Work to do: Note each line where "JSON" appears, and copy it.

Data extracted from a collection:
● ● ● ● ●
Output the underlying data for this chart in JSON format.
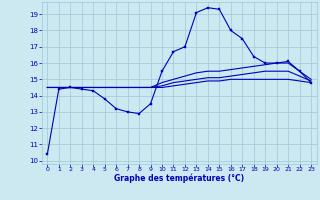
{
  "xlabel": "Graphe des températures (°C)",
  "bg_color": "#cce8f0",
  "grid_color": "#9ec8d8",
  "line_color": "#0000bb",
  "xlim_min": -0.5,
  "xlim_max": 23.5,
  "ylim_min": 9.8,
  "ylim_max": 19.75,
  "yticks": [
    10,
    11,
    12,
    13,
    14,
    15,
    16,
    17,
    18,
    19
  ],
  "xticks": [
    0,
    1,
    2,
    3,
    4,
    5,
    6,
    7,
    8,
    9,
    10,
    11,
    12,
    13,
    14,
    15,
    16,
    17,
    18,
    19,
    20,
    21,
    22,
    23
  ],
  "line1_x": [
    0,
    1,
    2,
    3,
    4,
    5,
    6,
    7,
    8,
    9,
    10,
    11,
    12,
    13,
    14,
    15,
    16,
    17,
    18,
    19,
    20,
    21,
    22,
    23
  ],
  "line1_y": [
    10.4,
    14.4,
    14.5,
    14.4,
    14.3,
    13.8,
    13.2,
    13.0,
    12.9,
    13.5,
    15.5,
    16.7,
    17.0,
    19.1,
    19.4,
    19.3,
    18.0,
    17.5,
    16.4,
    16.0,
    16.0,
    16.1,
    15.5,
    14.8
  ],
  "line2_x": [
    0,
    1,
    2,
    3,
    4,
    5,
    6,
    7,
    8,
    9,
    10,
    11,
    12,
    13,
    14,
    15,
    16,
    17,
    18,
    19,
    20,
    21,
    22,
    23
  ],
  "line2_y": [
    14.5,
    14.5,
    14.5,
    14.5,
    14.5,
    14.5,
    14.5,
    14.5,
    14.5,
    14.5,
    14.8,
    15.0,
    15.2,
    15.4,
    15.5,
    15.5,
    15.6,
    15.7,
    15.8,
    15.9,
    16.0,
    16.0,
    15.5,
    15.0
  ],
  "line3_x": [
    0,
    1,
    2,
    3,
    4,
    5,
    6,
    7,
    8,
    9,
    10,
    11,
    12,
    13,
    14,
    15,
    16,
    17,
    18,
    19,
    20,
    21,
    22,
    23
  ],
  "line3_y": [
    14.5,
    14.5,
    14.5,
    14.5,
    14.5,
    14.5,
    14.5,
    14.5,
    14.5,
    14.5,
    14.6,
    14.8,
    14.9,
    15.0,
    15.1,
    15.1,
    15.2,
    15.3,
    15.4,
    15.5,
    15.5,
    15.5,
    15.2,
    14.9
  ],
  "line4_x": [
    0,
    1,
    2,
    3,
    4,
    5,
    6,
    7,
    8,
    9,
    10,
    11,
    12,
    13,
    14,
    15,
    16,
    17,
    18,
    19,
    20,
    21,
    22,
    23
  ],
  "line4_y": [
    14.5,
    14.5,
    14.5,
    14.5,
    14.5,
    14.5,
    14.5,
    14.5,
    14.5,
    14.5,
    14.5,
    14.6,
    14.7,
    14.8,
    14.9,
    14.9,
    15.0,
    15.0,
    15.0,
    15.0,
    15.0,
    15.0,
    14.9,
    14.8
  ]
}
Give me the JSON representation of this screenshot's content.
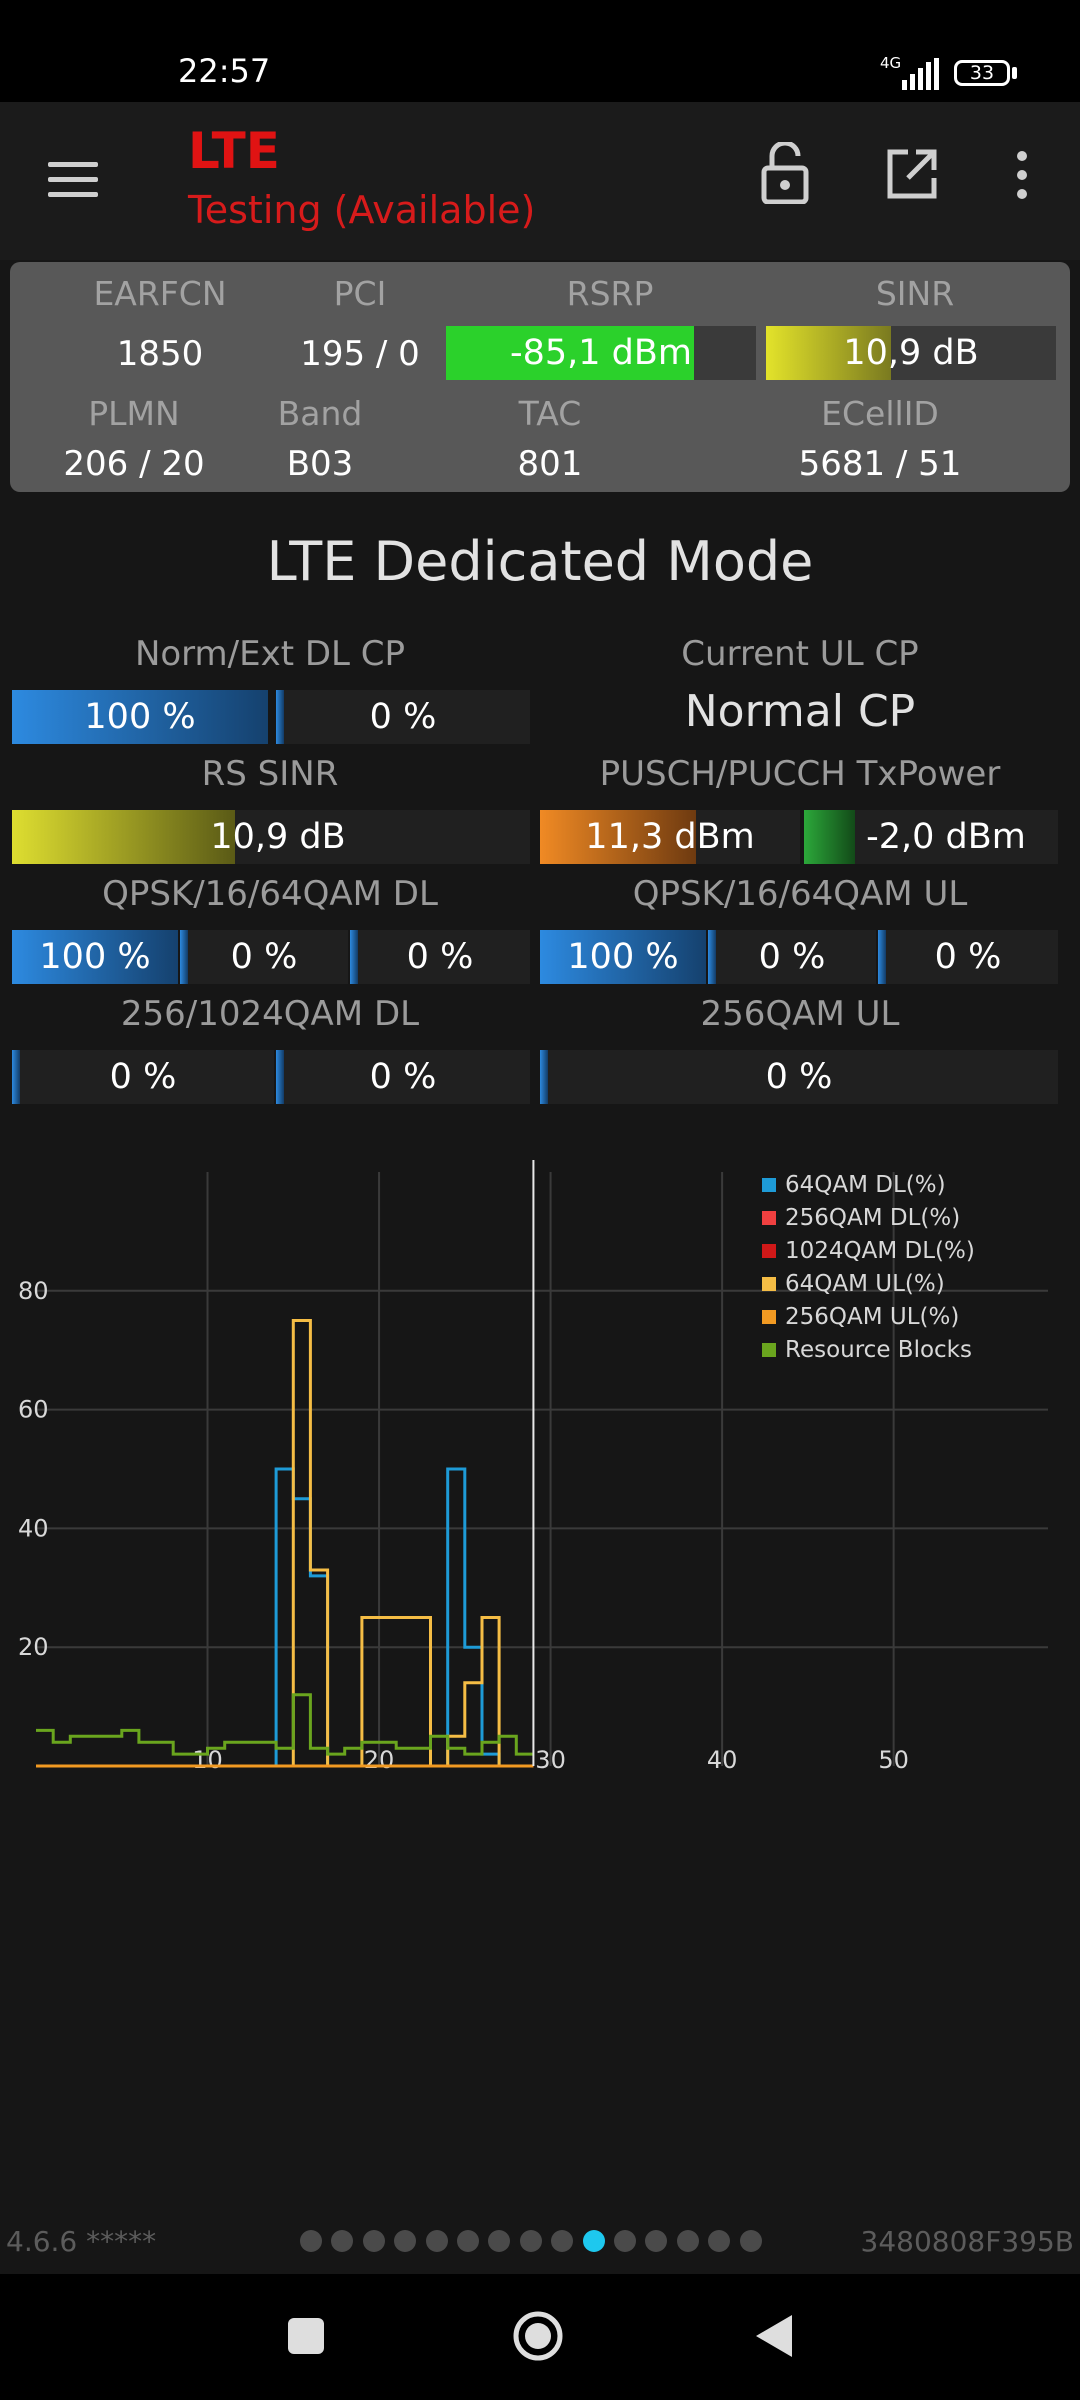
{
  "status_bar": {
    "time": "22:57",
    "network": "4G",
    "battery": "33"
  },
  "app_bar": {
    "title": "LTE",
    "subtitle": "Testing (Available)"
  },
  "cell": {
    "earfcn_label": "EARFCN",
    "earfcn": "1850",
    "pci_label": "PCI",
    "pci": "195 / 0",
    "rsrp_label": "RSRP",
    "rsrp": "-85,1 dBm",
    "rsrp_level": 0.8,
    "sinr_label": "SINR",
    "sinr": "10,9 dB",
    "sinr_level": 0.43,
    "plmn_label": "PLMN",
    "plmn": "206 / 20",
    "band_label": "Band",
    "band": "B03",
    "tac_label": "TAC",
    "tac": "801",
    "ecellid_label": "ECellID",
    "ecellid": "5681 / 51",
    "colors": {
      "rsrp": "#2bd12b",
      "sinr": "#e3e32a"
    }
  },
  "dedicated": {
    "title": "LTE Dedicated Mode",
    "dl_cp_label": "Norm/Ext DL CP",
    "dl_cp_norm": "100 %",
    "dl_cp_norm_level": 1.0,
    "dl_cp_ext": "0 %",
    "ul_cp_label": "Current UL CP",
    "ul_cp_value": "Normal CP",
    "rs_sinr_label": "RS SINR",
    "rs_sinr": "10,9 dB",
    "rs_sinr_level": 0.43,
    "txpower_label": "PUSCH/PUCCH TxPower",
    "pusch": "11,3 dBm",
    "pucch": "-2,0 dBm",
    "qam_dl_label": "QPSK/16/64QAM DL",
    "qam_dl": [
      "100 %",
      "0 %",
      "0 %"
    ],
    "qam_ul_label": "QPSK/16/64QAM UL",
    "qam_ul": [
      "100 %",
      "0 %",
      "0 %"
    ],
    "hqam_dl_label": "256/1024QAM DL",
    "hqam_dl": [
      "0 %",
      "0 %"
    ],
    "hqam_ul_label": "256QAM UL",
    "hqam_ul": [
      "0 %"
    ]
  },
  "chart_data": {
    "type": "line",
    "xlim": [
      0,
      59
    ],
    "ylim": [
      0,
      100
    ],
    "x_ticks": [
      10,
      20,
      30,
      40,
      50
    ],
    "y_ticks": [
      20,
      40,
      60,
      80
    ],
    "grid": true,
    "legend_position": "top-right",
    "cursor_x": 29,
    "series": [
      {
        "name": "64QAM DL(%)",
        "color": "#1e9bd7",
        "points": [
          [
            0,
            0
          ],
          [
            14,
            0
          ],
          [
            14,
            50
          ],
          [
            15,
            50
          ],
          [
            15,
            45
          ],
          [
            16,
            45
          ],
          [
            16,
            32
          ],
          [
            17,
            32
          ],
          [
            17,
            0
          ],
          [
            24,
            0
          ],
          [
            24,
            50
          ],
          [
            25,
            50
          ],
          [
            25,
            20
          ],
          [
            26,
            20
          ],
          [
            26,
            2
          ],
          [
            27,
            2
          ],
          [
            27,
            0
          ],
          [
            29,
            0
          ]
        ]
      },
      {
        "name": "256QAM DL(%)",
        "color": "#f04040",
        "points": [
          [
            0,
            0
          ],
          [
            29,
            0
          ]
        ]
      },
      {
        "name": "1024QAM DL(%)",
        "color": "#d01818",
        "points": [
          [
            0,
            0
          ],
          [
            29,
            0
          ]
        ]
      },
      {
        "name": "64QAM UL(%)",
        "color": "#f5bd45",
        "points": [
          [
            15,
            0
          ],
          [
            15,
            75
          ],
          [
            16,
            75
          ],
          [
            16,
            33
          ],
          [
            17,
            33
          ],
          [
            17,
            0
          ],
          [
            19,
            0
          ],
          [
            19,
            25
          ],
          [
            23,
            25
          ],
          [
            23,
            0
          ],
          [
            24,
            0
          ],
          [
            24,
            5
          ],
          [
            25,
            5
          ],
          [
            25,
            14
          ],
          [
            26,
            14
          ],
          [
            26,
            25
          ],
          [
            27,
            25
          ],
          [
            27,
            0
          ],
          [
            28,
            0
          ]
        ]
      },
      {
        "name": "256QAM UL(%)",
        "color": "#f29a22",
        "points": [
          [
            0,
            0
          ],
          [
            29,
            0
          ]
        ]
      },
      {
        "name": "Resource Blocks",
        "color": "#6aa51e",
        "points": [
          [
            0,
            6
          ],
          [
            1,
            6
          ],
          [
            1,
            4
          ],
          [
            2,
            4
          ],
          [
            2,
            5
          ],
          [
            5,
            5
          ],
          [
            5,
            6
          ],
          [
            6,
            6
          ],
          [
            6,
            4
          ],
          [
            8,
            4
          ],
          [
            8,
            2
          ],
          [
            10,
            2
          ],
          [
            10,
            3
          ],
          [
            11,
            3
          ],
          [
            11,
            4
          ],
          [
            14,
            4
          ],
          [
            14,
            3
          ],
          [
            15,
            3
          ],
          [
            15,
            12
          ],
          [
            16,
            12
          ],
          [
            16,
            3
          ],
          [
            17,
            3
          ],
          [
            17,
            2
          ],
          [
            18,
            2
          ],
          [
            18,
            3
          ],
          [
            19,
            3
          ],
          [
            19,
            4
          ],
          [
            21,
            4
          ],
          [
            21,
            3
          ],
          [
            23,
            3
          ],
          [
            23,
            5
          ],
          [
            24,
            5
          ],
          [
            24,
            3
          ],
          [
            25,
            3
          ],
          [
            25,
            2
          ],
          [
            26,
            2
          ],
          [
            26,
            4
          ],
          [
            27,
            4
          ],
          [
            27,
            5
          ],
          [
            28,
            5
          ],
          [
            28,
            2
          ],
          [
            29,
            2
          ]
        ]
      }
    ]
  },
  "footer": {
    "version": "4.6.6 *****",
    "device_id": "3480808F395B",
    "page_count": 15,
    "active_page": 10
  }
}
● ● ● ● ●
Exercise response:
Output the underlying data for this chart in JSON format.
Give me the JSON representation of this screenshot's content.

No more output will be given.